Directions for this task:
Say how many lines hold the string "glyph", and nothing more.

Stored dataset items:
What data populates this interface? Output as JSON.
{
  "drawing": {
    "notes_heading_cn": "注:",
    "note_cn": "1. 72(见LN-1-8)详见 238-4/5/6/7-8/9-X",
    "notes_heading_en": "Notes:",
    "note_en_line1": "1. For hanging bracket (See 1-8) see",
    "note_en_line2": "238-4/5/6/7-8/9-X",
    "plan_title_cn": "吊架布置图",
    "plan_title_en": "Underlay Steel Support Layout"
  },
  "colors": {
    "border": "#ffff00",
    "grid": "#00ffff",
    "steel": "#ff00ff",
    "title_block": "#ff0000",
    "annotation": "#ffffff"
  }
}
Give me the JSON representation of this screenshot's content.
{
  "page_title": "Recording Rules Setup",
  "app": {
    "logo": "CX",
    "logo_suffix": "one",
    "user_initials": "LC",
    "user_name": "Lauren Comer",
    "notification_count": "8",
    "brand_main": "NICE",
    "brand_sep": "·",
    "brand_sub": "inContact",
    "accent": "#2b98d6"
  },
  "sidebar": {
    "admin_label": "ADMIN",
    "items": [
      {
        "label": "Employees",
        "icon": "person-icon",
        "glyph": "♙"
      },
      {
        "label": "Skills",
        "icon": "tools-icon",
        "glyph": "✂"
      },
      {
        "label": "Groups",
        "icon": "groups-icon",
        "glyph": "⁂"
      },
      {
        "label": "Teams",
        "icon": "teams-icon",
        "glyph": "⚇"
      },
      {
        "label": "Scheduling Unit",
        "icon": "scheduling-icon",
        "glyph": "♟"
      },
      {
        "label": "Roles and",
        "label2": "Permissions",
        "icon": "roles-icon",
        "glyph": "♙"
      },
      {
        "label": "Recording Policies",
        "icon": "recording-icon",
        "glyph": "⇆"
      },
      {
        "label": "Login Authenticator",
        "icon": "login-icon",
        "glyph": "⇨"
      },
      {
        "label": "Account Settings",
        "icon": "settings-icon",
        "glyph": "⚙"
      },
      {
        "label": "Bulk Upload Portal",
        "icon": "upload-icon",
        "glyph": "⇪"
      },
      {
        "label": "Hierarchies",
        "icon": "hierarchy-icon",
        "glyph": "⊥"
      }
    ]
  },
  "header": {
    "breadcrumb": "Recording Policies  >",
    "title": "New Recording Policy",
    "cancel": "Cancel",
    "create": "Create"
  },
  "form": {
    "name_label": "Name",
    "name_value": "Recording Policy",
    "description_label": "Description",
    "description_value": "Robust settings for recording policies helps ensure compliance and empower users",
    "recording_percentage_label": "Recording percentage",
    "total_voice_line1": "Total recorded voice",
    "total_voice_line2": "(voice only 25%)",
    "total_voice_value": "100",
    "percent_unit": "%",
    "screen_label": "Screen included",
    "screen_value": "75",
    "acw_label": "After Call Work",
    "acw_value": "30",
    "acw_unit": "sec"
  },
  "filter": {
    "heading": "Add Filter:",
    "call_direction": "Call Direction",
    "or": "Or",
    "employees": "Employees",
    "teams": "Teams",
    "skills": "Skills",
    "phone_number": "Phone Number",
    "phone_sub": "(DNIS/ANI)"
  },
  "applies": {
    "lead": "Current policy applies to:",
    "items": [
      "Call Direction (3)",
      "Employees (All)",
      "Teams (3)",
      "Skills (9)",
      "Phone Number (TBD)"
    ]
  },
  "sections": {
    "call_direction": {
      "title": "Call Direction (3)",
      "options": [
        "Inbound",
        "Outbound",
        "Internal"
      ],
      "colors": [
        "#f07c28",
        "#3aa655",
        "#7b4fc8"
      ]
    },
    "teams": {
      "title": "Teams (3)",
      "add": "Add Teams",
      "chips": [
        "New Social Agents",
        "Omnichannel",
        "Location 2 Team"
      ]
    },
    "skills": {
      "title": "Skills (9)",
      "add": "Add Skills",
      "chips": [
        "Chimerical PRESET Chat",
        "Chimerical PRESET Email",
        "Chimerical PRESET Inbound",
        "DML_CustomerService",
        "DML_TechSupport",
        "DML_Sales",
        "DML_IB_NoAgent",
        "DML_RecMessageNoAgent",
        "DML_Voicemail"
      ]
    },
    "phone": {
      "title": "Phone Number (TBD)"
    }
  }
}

Output for this task:
11